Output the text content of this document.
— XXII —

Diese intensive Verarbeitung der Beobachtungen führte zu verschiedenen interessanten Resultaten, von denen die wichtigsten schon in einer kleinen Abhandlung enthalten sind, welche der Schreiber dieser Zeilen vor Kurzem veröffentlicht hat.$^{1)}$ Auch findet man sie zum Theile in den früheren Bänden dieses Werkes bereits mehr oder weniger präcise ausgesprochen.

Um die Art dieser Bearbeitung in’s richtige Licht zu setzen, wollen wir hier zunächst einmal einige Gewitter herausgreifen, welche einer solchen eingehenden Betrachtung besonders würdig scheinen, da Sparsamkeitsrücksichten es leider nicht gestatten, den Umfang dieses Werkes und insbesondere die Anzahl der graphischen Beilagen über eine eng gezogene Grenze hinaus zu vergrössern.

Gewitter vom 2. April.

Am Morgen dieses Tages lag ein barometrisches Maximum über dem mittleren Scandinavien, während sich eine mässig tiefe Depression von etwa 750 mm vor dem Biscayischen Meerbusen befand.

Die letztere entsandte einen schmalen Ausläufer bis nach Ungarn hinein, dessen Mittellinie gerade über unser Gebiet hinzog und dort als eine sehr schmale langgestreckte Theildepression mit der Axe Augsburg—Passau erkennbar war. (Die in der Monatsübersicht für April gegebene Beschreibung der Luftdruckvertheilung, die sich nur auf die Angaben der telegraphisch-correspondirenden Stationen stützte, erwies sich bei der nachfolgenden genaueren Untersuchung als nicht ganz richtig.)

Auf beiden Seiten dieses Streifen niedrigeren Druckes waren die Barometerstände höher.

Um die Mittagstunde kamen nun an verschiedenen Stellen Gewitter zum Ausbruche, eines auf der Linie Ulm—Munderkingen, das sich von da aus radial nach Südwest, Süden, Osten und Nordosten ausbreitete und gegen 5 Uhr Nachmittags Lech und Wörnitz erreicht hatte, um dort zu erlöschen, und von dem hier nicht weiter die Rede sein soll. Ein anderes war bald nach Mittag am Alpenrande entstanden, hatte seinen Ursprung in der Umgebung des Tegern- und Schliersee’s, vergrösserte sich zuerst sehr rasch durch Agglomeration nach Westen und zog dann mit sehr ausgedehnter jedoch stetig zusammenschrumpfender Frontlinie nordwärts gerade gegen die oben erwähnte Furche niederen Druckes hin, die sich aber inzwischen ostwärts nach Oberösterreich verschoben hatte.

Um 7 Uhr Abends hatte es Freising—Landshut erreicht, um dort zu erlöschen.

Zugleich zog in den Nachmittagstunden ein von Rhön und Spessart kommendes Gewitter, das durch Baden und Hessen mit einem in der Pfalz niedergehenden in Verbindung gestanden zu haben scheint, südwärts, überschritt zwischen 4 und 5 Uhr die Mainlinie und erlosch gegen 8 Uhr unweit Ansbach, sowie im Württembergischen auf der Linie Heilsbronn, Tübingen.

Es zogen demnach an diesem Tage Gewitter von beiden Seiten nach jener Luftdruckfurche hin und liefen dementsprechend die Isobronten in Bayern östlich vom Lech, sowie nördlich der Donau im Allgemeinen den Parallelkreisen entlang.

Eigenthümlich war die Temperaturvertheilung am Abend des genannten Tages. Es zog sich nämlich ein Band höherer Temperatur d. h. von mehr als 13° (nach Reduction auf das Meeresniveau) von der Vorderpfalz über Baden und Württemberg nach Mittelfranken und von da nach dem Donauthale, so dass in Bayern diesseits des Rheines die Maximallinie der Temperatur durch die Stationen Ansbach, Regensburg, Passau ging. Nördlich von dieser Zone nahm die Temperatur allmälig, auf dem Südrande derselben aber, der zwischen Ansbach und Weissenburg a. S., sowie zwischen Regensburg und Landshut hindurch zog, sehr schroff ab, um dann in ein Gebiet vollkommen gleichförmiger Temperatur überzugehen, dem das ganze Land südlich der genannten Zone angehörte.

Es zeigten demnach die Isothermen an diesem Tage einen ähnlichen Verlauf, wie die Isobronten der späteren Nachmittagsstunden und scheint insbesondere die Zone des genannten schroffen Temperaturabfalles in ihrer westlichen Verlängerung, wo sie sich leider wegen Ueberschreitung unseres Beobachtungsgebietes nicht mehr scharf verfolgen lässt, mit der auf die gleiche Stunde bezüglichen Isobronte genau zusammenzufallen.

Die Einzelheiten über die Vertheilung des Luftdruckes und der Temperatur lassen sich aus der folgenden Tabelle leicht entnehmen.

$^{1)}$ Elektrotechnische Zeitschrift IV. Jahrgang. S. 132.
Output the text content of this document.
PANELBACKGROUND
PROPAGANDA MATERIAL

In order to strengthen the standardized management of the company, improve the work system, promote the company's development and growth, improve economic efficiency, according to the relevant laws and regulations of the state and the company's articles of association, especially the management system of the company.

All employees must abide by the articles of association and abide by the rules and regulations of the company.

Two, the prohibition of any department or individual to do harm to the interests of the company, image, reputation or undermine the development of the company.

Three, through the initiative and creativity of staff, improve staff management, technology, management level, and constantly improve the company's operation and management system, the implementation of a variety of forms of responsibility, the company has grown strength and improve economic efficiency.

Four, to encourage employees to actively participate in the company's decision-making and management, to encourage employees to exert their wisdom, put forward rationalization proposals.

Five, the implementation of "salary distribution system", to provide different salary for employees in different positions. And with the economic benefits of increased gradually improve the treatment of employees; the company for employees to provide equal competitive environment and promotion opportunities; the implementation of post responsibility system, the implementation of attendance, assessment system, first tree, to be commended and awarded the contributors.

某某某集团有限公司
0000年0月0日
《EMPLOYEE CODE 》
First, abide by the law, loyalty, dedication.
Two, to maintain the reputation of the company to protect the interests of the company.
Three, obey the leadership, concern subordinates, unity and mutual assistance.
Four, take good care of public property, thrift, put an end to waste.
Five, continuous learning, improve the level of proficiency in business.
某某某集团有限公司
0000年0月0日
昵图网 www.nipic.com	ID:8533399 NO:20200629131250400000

● STATED EXERCISE: Scan the lines above for "association", then copy every one that has it.

● RESPONSE TO THE EXERCISE:
In order to strengthen the standardized management of the company, improve the work system, promote the company's development and growth, improve economic efficiency, according to the relevant laws and regulations of the state and the company's articles of association, especially the management system of the company.
All employees must abide by the articles of association and abide by the rules and regulations of the company.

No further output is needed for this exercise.